PROBLEM:
Go through the records and extract every line with the word "image".

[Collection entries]

□ □ □ □ □ □ □

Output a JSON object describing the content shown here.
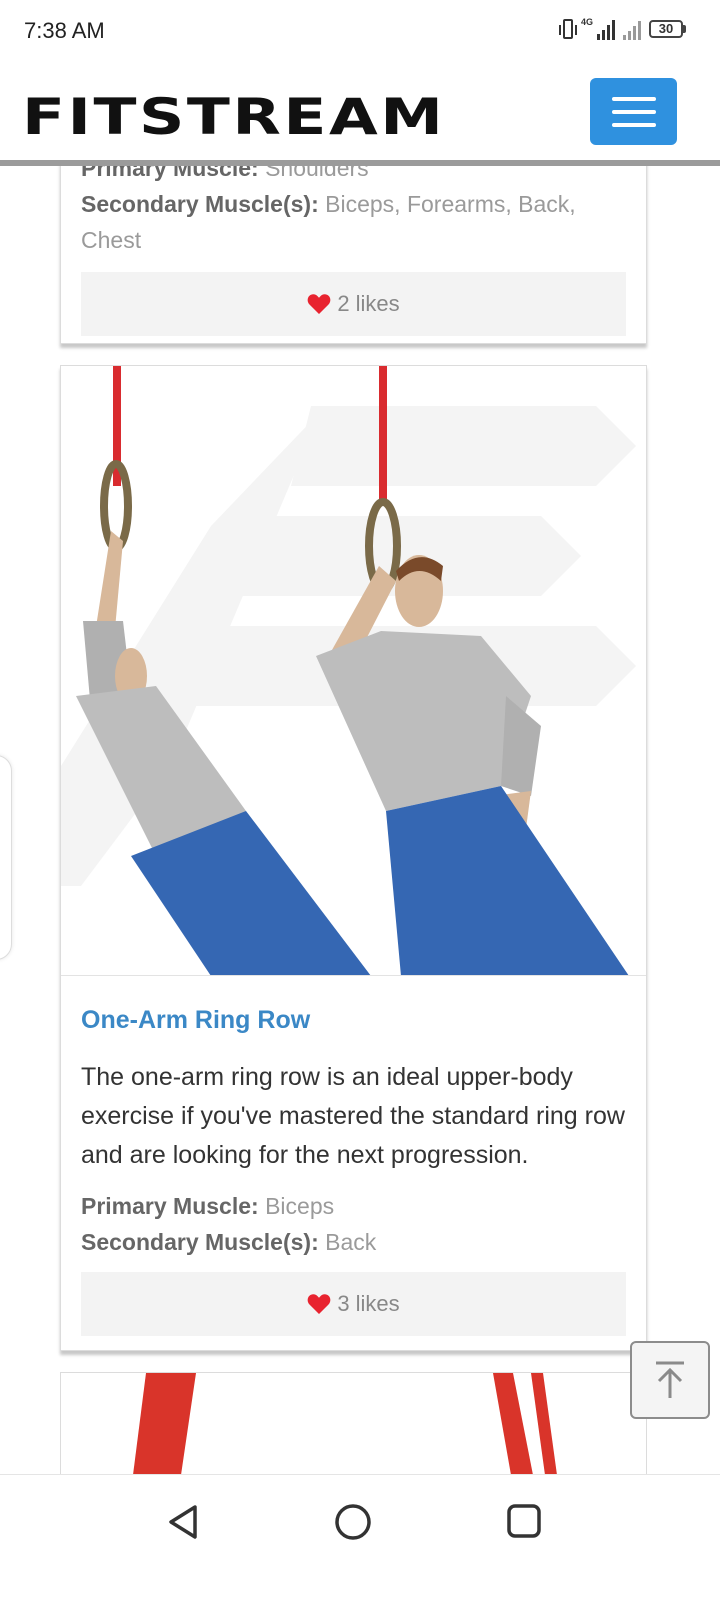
{
  "status_bar": {
    "time": "7:38 AM",
    "network": "4G",
    "battery": "30"
  },
  "header": {
    "logo": "FITSTREAM",
    "menu_icon": "hamburger-menu-icon"
  },
  "prev_card": {
    "primary_label": "Primary Muscle:",
    "primary_value": "Shoulders",
    "secondary_label": "Secondary Muscle(s):",
    "secondary_value": "Biceps, Forearms, Back, Chest",
    "likes": "2 likes"
  },
  "exercise_card": {
    "title": "One-Arm Ring Row",
    "description": "The one-arm ring row is an ideal upper-body exercise if you've mastered the standard ring row and are looking for the next progression.",
    "primary_label": "Primary Muscle:",
    "primary_value": "Biceps",
    "secondary_label": "Secondary Muscle(s):",
    "secondary_value": "Back",
    "likes": "3 likes"
  },
  "colors": {
    "accent": "#2f91df",
    "title": "#3b88c6",
    "heart": "#e8232f"
  },
  "icons": {
    "back_to_top": "arrow-up-to-line-icon",
    "nav_back": "triangle-back-icon",
    "nav_home": "circle-home-icon",
    "nav_recents": "square-recents-icon"
  }
}
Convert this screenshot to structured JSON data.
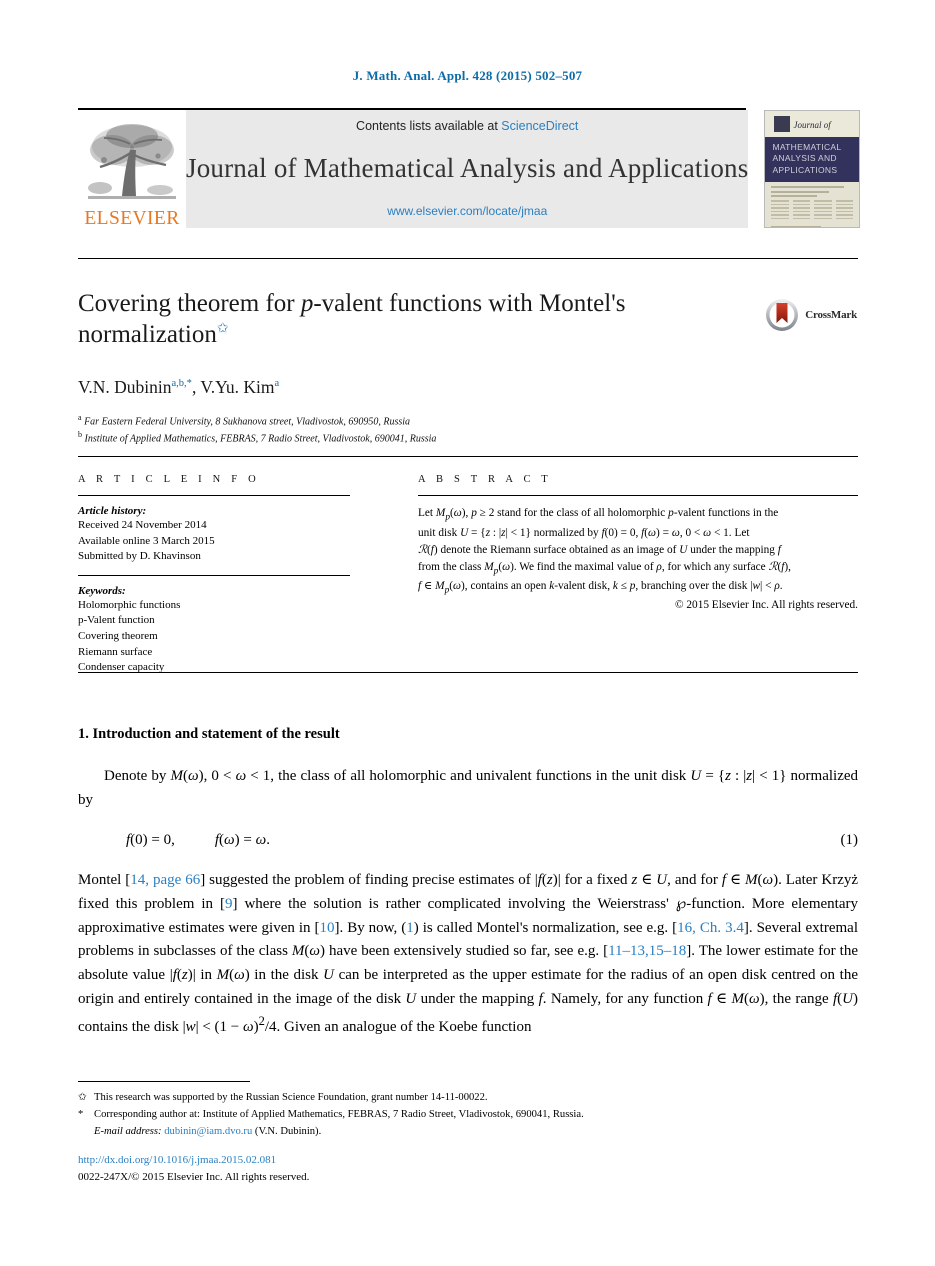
{
  "running_head": "J. Math. Anal. Appl. 428 (2015) 502–507",
  "masthead": {
    "contents_prefix": "Contents lists available at ",
    "sciencedirect": "ScienceDirect",
    "journal_title": "Journal of Mathematical Analysis and Applications",
    "journal_url": "www.elsevier.com/locate/jmaa",
    "publisher_word": "ELSEVIER",
    "cover": {
      "script_word": "Journal of",
      "band_line1": "MATHEMATICAL",
      "band_line2": "ANALYSIS AND",
      "band_line3": "APPLICATIONS"
    }
  },
  "article": {
    "title_part1": "Covering theorem for ",
    "title_italic": "p",
    "title_part2": "-valent functions with Montel's",
    "title_line2": "normalization",
    "title_star": "✩",
    "authors_html": "V.N. Dubinin, V.Yu. Kim",
    "author1_name": "V.N. Dubinin",
    "author1_sup": "a,b,*",
    "author2_name": "V.Yu. Kim",
    "author2_sup": "a",
    "affiliation_a_mark": "a",
    "affiliation_a": "Far Eastern Federal University, 8 Sukhanova street, Vladivostok, 690950, Russia",
    "affiliation_b_mark": "b",
    "affiliation_b": "Institute of Applied Mathematics, FEBRAS, 7 Radio Street, Vladivostok, 690041, Russia"
  },
  "crossmark": {
    "label": "CrossMark"
  },
  "info": {
    "heading": "A R T I C L E   I N F O",
    "history_label": "Article history:",
    "history": [
      "Received 24 November 2014",
      "Available online 3 March 2015",
      "Submitted by D. Khavinson"
    ],
    "keywords_label": "Keywords:",
    "keywords": [
      "Holomorphic functions",
      "p-Valent function",
      "Covering theorem",
      "Riemann surface",
      "Condenser capacity"
    ]
  },
  "abstract": {
    "heading": "A B S T R A C T",
    "lines": [
      "Let  M_p(ω),  p ≥ 2  stand for the class of all holomorphic p-valent functions  in  the",
      "unit disk  U = {z : |z| < 1}  normalized by  f(0) = 0, f(ω) = ω, 0 < ω < 1. Let",
      "R(f) denote the Riemann surface obtained as an image of U under the mapping f",
      "from the class M_p(ω). We find the maximal value of ρ, for which any surface R(f),",
      "f ∈ M_p(ω), contains an open k-valent disk, k ≤ p, branching over the disk |w| < ρ."
    ],
    "copyright": "© 2015 Elsevier Inc. All rights reserved."
  },
  "section": {
    "heading": "1.  Introduction and statement of the result",
    "para1_a": "Denote by ",
    "para1_b": "M(ω), 0 < ω < 1",
    "para1_c": ", the class of all holomorphic and univalent functions in the unit disk ",
    "para1_d": "U = {z : |z| < 1}",
    "para1_e": " normalized by",
    "equation1_lhs": "f(0) = 0,",
    "equation1_rhs": "f(ω) = ω.",
    "equation1_num": "(1)",
    "para2": "Montel [14, page 66] suggested the problem of finding precise estimates of |f(z)| for a fixed z ∈ U, and for f ∈ M(ω). Later Krzyż fixed this problem in [9] where the solution is rather complicated involving the Weierstrass' ℘-function. More elementary approximative estimates were given in [10]. By now, (1) is called Montel's normalization, see e.g. [16, Ch. 3.4]. Several extremal problems in subclasses of the class M(ω) have been extensively studied so far, see e.g. [11–13,15–18]. The lower estimate for the absolute value |f(z)| in M(ω) in the disk U can be interpreted as the upper estimate for the radius of an open disk centred on the origin and entirely contained in the image of the disk U under the mapping f. Namely, for any function f ∈ M(ω), the range f(U) contains the disk |w| < (1 − ω)²/4. Given an analogue of the Koebe function",
    "refs": {
      "r14": "14, page 66",
      "r9": "9",
      "r10": "10",
      "r1": "1",
      "r16": "16, Ch. 3.4",
      "r11": "11–13,15–18"
    }
  },
  "footnotes": {
    "star_mark": "✩",
    "star_text": "This research was supported by the Russian Science Foundation, grant number 14-11-00022.",
    "asterisk_mark": "*",
    "asterisk_text": "Corresponding author at: Institute of Applied Mathematics, FEBRAS, 7 Radio Street, Vladivostok, 690041, Russia.",
    "email_label": "E-mail address:",
    "email": "dubinin@iam.dvo.ru",
    "email_owner": "(V.N. Dubinin)."
  },
  "footer": {
    "doi": "http://dx.doi.org/10.1016/j.jmaa.2015.02.081",
    "issn_line": "0022-247X/© 2015 Elsevier Inc. All rights reserved."
  },
  "colors": {
    "link_blue": "#2a7fc1",
    "head_blue": "#0d6ca8",
    "elsevier_orange": "#E87722",
    "masthead_grey": "#e9e9e9",
    "cover_navy": "#32325c"
  }
}
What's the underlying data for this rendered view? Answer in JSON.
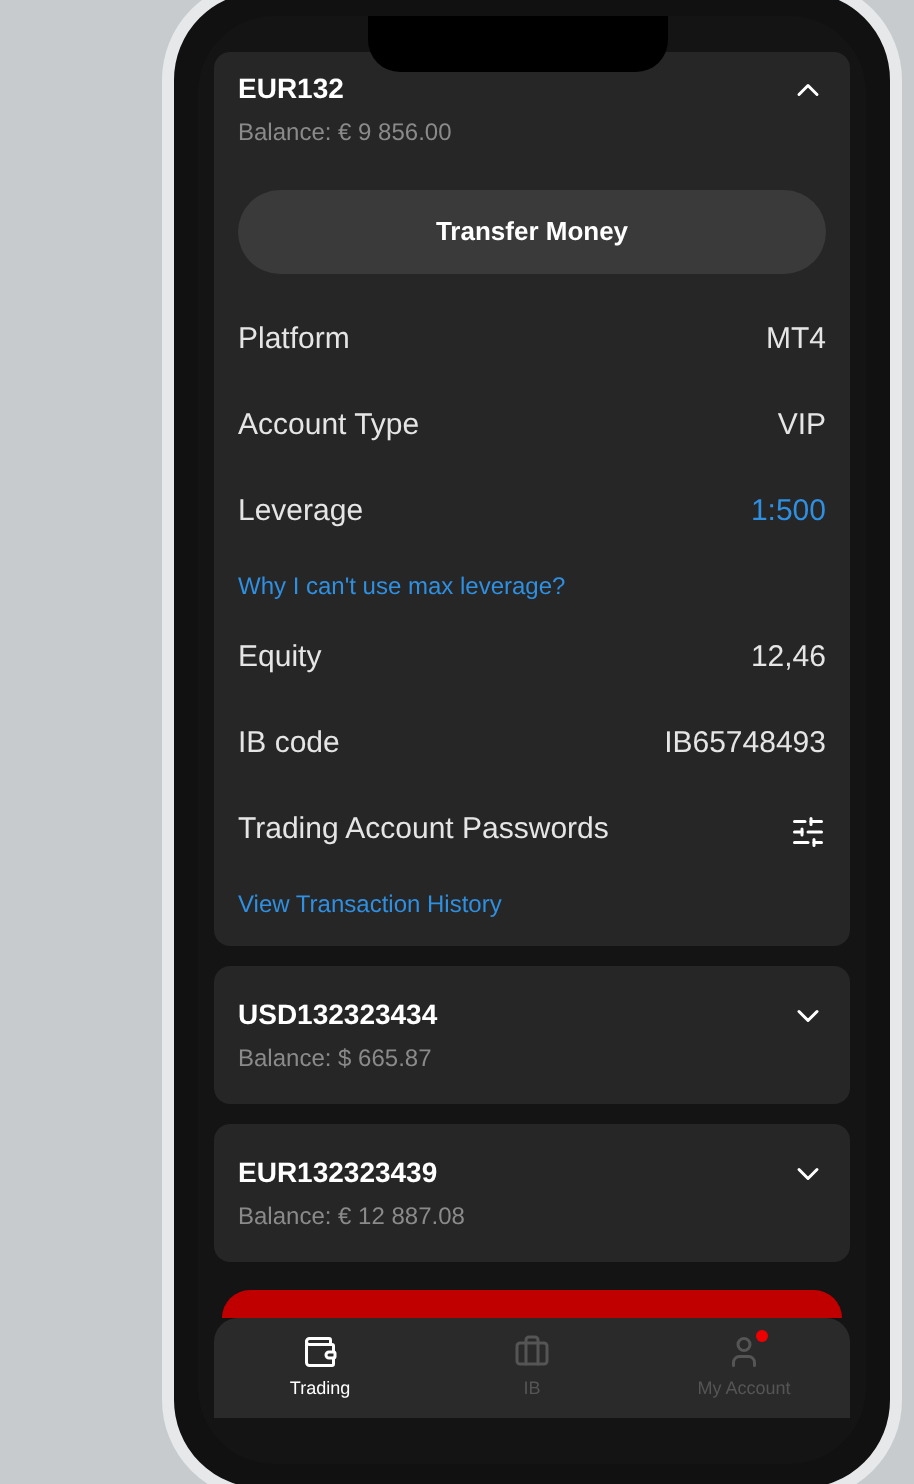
{
  "expanded_account": {
    "name": "EUR132",
    "balance": "Balance: € 9 856.00",
    "expanded": true,
    "transfer_button": "Transfer Money",
    "rows": [
      {
        "kind": "value",
        "label": "Platform",
        "value": "MT4",
        "highlight": false
      },
      {
        "kind": "value",
        "label": "Account Type",
        "value": "VIP",
        "highlight": false
      },
      {
        "kind": "value",
        "label": "Leverage",
        "value": "1:500",
        "highlight": true
      },
      {
        "kind": "link",
        "label": "Why I can't use max leverage?"
      },
      {
        "kind": "value",
        "label": "Equity",
        "value": "12,46",
        "highlight": false
      },
      {
        "kind": "value",
        "label": "IB code",
        "value": "IB65748493",
        "highlight": false
      },
      {
        "kind": "icon",
        "label": "Trading Account Passwords"
      },
      {
        "kind": "link",
        "label": "View Transaction History"
      }
    ]
  },
  "accounts": [
    {
      "name": "USD132323434",
      "balance": "Balance: $ 665.87",
      "expanded": false
    },
    {
      "name": "EUR132323439",
      "balance": "Balance: € 12 887.08",
      "expanded": false
    }
  ],
  "tab_bar": [
    {
      "label": "Trading",
      "selected": true,
      "badge": false
    },
    {
      "label": "IB",
      "selected": false,
      "badge": false
    },
    {
      "label": "My Account",
      "selected": false,
      "badge": true
    }
  ]
}
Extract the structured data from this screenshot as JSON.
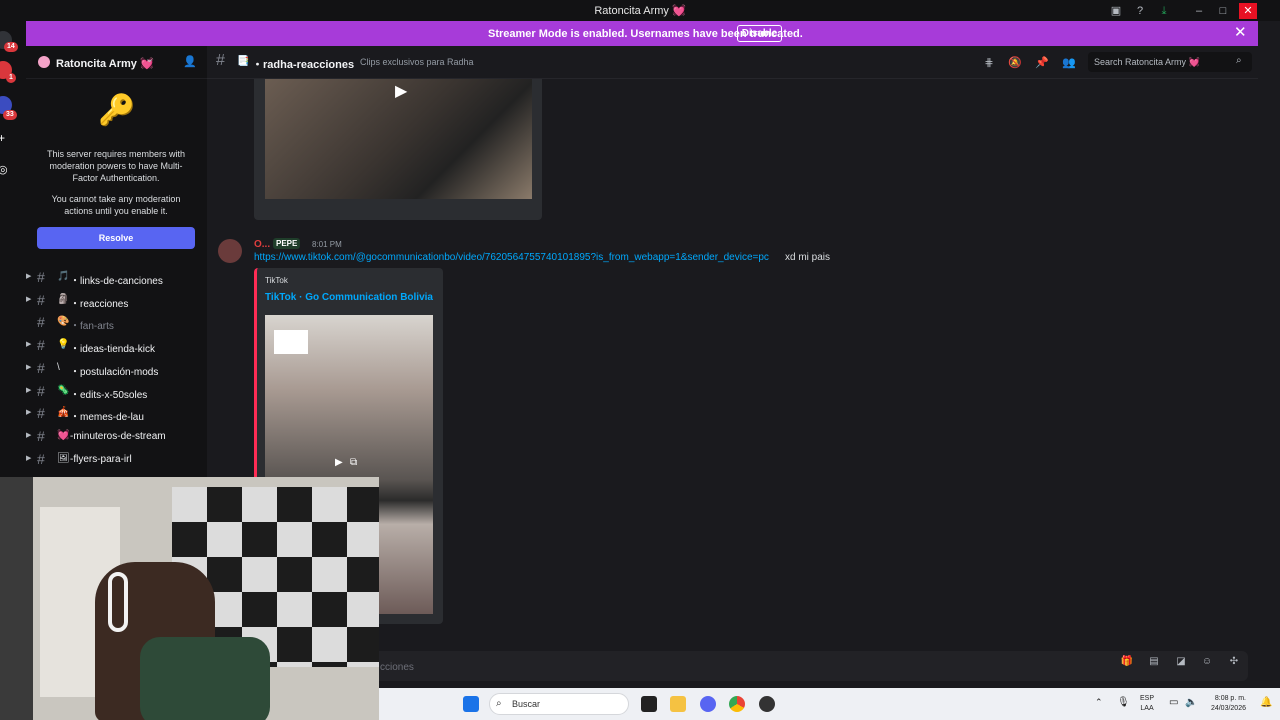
{
  "window": {
    "title": "Ratoncita Army 💓"
  },
  "banner": {
    "message": "Streamer Mode is enabled. Usernames have been truncated.",
    "disable_label": "Disable",
    "close_glyph": "✕"
  },
  "rail": {
    "badges": [
      "14",
      "1",
      "33"
    ]
  },
  "server": {
    "name": "Ratoncita Army 💓",
    "chevron": "⌄"
  },
  "mfa": {
    "message": "This server requires members with moderation powers to have Multi-Factor Authentication.",
    "sub": "You cannot take any moderation actions until you enable it.",
    "resolve_label": "Resolve"
  },
  "channels": [
    {
      "emoji": "🎵",
      "label": "・links-de-canciones",
      "muted": false,
      "arrow": true
    },
    {
      "emoji": "🗿",
      "label": "・reacciones",
      "muted": false,
      "arrow": true
    },
    {
      "emoji": "🎨",
      "label": "・fan-arts",
      "muted": true,
      "arrow": false
    },
    {
      "emoji": "💡",
      "label": "・ideas-tienda-kick",
      "muted": false,
      "arrow": true
    },
    {
      "emoji": "\\",
      "label": "・postulación-mods",
      "muted": false,
      "arrow": true
    },
    {
      "emoji": "🦠",
      "label": "・edits-x-50soles",
      "muted": false,
      "arrow": true
    },
    {
      "emoji": "🎪",
      "label": "・memes-de-lau",
      "muted": false,
      "arrow": true
    },
    {
      "emoji": "💓",
      "label": "-minuteros-de-stream",
      "muted": false,
      "arrow": true
    },
    {
      "emoji": "🖼",
      "label": "-flyers-para-irl",
      "muted": false,
      "arrow": true
    }
  ],
  "channel_header": {
    "channel_name": "・radha-reacciones",
    "topic": "Clips exclusivos para Radha",
    "search_placeholder": "Search Ratoncita Army 💓"
  },
  "message": {
    "author": "O...",
    "tag": "PEPE",
    "time": "8:01 PM",
    "link": "https://www.tiktok.com/@gocommunicationbo/video/7620564755740101895?is_from_webapp=1&sender_device=pc",
    "text": "xd mi pais",
    "embed_provider": "TikTok",
    "embed_title": "TikTok · Go Communication Bolivia"
  },
  "composer": {
    "placeholder": "cciones"
  },
  "taskbar": {
    "search_placeholder": "Buscar",
    "lang_line1": "ESP",
    "lang_line2": "LAA",
    "time": "8:08 p. m.",
    "date": "24/03/2026"
  },
  "colors": {
    "accent": "#5865f2",
    "banner": "#a73bd9",
    "link": "#00a8fc",
    "bg": "#1a1a1e"
  }
}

□ □ □ □ □ □ □

RESULT OF THIS TASK:
      "R(f) denote the Riemann surface obtained as an image of U under the mapping f",
    "para2": "Montel [14, page 66] suggested the problem of finding precise estimates of |f(z)| for a fixed z ∈ U, and for f ∈ M(ω). Later Krzyż fixed this problem in [9] where the solution is rather complicated involving the Weierstrass' ℘-function. More elementary approximative estimates were given in [10]. By now, (1) is called Montel's normalization, see e.g. [16, Ch. 3.4]. Several extremal problems in subclasses of the class M(ω) have been extensively studied so far, see e.g. [11–13,15–18]. The lower estimate for the absolute value |f(z)| in M(ω) in the disk U can be interpreted as the upper estimate for the radius of an open disk centred on the origin and entirely contained in the image of the disk U under the mapping f. Namely, for any function f ∈ M(ω), the range f(U) contains the disk |w| < (1 − ω)²/4. Given an analogue of the Koebe function",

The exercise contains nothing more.